'''

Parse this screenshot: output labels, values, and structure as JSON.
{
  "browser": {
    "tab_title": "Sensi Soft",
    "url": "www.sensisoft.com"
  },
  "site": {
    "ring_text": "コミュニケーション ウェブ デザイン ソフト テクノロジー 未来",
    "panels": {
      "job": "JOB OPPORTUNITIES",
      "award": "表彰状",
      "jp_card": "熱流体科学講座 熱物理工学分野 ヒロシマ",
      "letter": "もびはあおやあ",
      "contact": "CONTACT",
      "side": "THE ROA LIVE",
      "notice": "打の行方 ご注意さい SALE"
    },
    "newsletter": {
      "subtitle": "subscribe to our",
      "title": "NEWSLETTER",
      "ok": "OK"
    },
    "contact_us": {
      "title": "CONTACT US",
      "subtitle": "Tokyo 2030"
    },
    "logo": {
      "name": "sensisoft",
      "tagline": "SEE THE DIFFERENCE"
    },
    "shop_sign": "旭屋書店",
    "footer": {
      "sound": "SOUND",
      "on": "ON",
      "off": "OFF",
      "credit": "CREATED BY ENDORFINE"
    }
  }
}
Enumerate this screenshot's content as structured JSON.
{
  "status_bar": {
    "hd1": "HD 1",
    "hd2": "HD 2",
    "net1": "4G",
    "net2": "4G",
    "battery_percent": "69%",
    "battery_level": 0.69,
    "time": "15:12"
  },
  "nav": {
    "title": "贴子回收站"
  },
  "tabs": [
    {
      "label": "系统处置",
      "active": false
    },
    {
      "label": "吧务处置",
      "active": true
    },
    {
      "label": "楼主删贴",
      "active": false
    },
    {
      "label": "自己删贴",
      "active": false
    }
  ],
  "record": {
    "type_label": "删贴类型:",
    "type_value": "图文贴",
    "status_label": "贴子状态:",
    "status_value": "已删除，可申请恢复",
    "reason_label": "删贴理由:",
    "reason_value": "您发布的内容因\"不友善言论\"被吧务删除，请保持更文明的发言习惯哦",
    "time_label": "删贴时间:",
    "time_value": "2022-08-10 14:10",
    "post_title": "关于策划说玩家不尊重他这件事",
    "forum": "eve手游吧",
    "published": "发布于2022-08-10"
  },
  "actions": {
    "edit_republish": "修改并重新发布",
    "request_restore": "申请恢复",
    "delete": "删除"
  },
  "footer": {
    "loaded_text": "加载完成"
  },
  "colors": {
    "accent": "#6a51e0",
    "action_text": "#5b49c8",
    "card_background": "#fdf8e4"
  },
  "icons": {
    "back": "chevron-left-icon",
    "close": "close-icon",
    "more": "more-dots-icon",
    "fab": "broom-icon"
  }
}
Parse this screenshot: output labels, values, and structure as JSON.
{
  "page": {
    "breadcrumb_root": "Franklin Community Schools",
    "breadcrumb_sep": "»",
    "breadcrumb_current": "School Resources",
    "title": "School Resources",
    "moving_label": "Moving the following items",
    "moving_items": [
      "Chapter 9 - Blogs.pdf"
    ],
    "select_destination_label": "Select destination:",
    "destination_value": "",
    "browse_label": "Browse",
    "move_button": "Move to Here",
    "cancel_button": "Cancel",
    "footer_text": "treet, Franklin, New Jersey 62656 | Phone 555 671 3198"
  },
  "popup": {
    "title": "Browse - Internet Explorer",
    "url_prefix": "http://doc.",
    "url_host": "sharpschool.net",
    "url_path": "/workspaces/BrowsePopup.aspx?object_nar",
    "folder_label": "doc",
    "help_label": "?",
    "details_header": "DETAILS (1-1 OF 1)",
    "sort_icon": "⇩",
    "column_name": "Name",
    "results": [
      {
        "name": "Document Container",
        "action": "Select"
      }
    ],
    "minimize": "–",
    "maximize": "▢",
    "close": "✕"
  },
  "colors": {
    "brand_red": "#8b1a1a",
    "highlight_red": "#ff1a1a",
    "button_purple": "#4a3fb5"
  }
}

'''

* [Problem description]
Extract each entry in full, exactly as given.

* [Final result]
Parse this screenshot: output labels, values, and structure as JSON.
{
  "browser": {
    "tab_title": "Sensi Soft",
    "url": "www.sensisoft.com"
  },
  "site": {
    "ring_text": "コミュニケーション ウェブ デザイン ソフト テクノロジー 未来",
    "panels": {
      "job": "JOB OPPORTUNITIES",
      "award": "表彰状",
      "jp_card": "熱流体科学講座 熱物理工学分野 ヒロシマ",
      "letter": "もびはあおやあ",
      "contact": "CONTACT",
      "side": "THE ROA LIVE",
      "notice": "打の行方 ご注意さい SALE"
    },
    "newsletter": {
      "subtitle": "subscribe to our",
      "title": "NEWSLETTER",
      "ok": "OK"
    },
    "contact_us": {
      "title": "CONTACT US",
      "subtitle": "Tokyo 2030"
    },
    "logo": {
      "name": "sensisoft",
      "tagline": "SEE THE DIFFERENCE"
    },
    "shop_sign": "旭屋書店",
    "footer": {
      "sound": "SOUND",
      "on": "ON",
      "off": "OFF",
      "credit": "CREATED BY ENDORFINE"
    }
  }
}
Enumerate this screenshot's content as structured JSON.
{
  "status_bar": {
    "hd1": "HD 1",
    "hd2": "HD 2",
    "net1": "4G",
    "net2": "4G",
    "battery_percent": "69%",
    "battery_level": 0.69,
    "time": "15:12"
  },
  "nav": {
    "title": "贴子回收站"
  },
  "tabs": [
    {
      "label": "系统处置",
      "active": false
    },
    {
      "label": "吧务处置",
      "active": true
    },
    {
      "label": "楼主删贴",
      "active": false
    },
    {
      "label": "自己删贴",
      "active": false
    }
  ],
  "record": {
    "type_label": "删贴类型:",
    "type_value": "图文贴",
    "status_label": "贴子状态:",
    "status_value": "已删除，可申请恢复",
    "reason_label": "删贴理由:",
    "reason_value": "您发布的内容因\"不友善言论\"被吧务删除，请保持更文明的发言习惯哦",
    "time_label": "删贴时间:",
    "time_value": "2022-08-10 14:10",
    "post_title": "关于策划说玩家不尊重他这件事",
    "forum": "eve手游吧",
    "published": "发布于2022-08-10"
  },
  "actions": {
    "edit_republish": "修改并重新发布",
    "request_restore": "申请恢复",
    "delete": "删除"
  },
  "footer": {
    "loaded_text": "加载完成"
  },
  "colors": {
    "accent": "#6a51e0",
    "action_text": "#5b49c8",
    "card_background": "#fdf8e4"
  },
  "icons": {
    "back": "chevron-left-icon",
    "close": "close-icon",
    "more": "more-dots-icon",
    "fab": "broom-icon"
  }
}
Parse this screenshot: output labels, values, and structure as JSON.
{
  "page": {
    "breadcrumb_root": "Franklin Community Schools",
    "breadcrumb_sep": "»",
    "breadcrumb_current": "School Resources",
    "title": "School Resources",
    "moving_label": "Moving the following items",
    "moving_items": [
      "Chapter 9 - Blogs.pdf"
    ],
    "select_destination_label": "Select destination:",
    "destination_value": "",
    "browse_label": "Browse",
    "move_button": "Move to Here",
    "cancel_button": "Cancel",
    "footer_text": "treet, Franklin, New Jersey 62656 | Phone 555 671 3198"
  },
  "popup": {
    "title": "Browse - Internet Explorer",
    "url_prefix": "http://doc.",
    "url_host": "sharpschool.net",
    "url_path": "/workspaces/BrowsePopup.aspx?object_nar",
    "folder_label": "doc",
    "help_label": "?",
    "details_header": "DETAILS (1-1 OF 1)",
    "sort_icon": "⇩",
    "column_name": "Name",
    "results": [
      {
        "name": "Document Container",
        "action": "Select"
      }
    ],
    "minimize": "–",
    "maximize": "▢",
    "close": "✕"
  },
  "colors": {
    "brand_red": "#8b1a1a",
    "highlight_red": "#ff1a1a",
    "button_purple": "#4a3fb5"
  }
}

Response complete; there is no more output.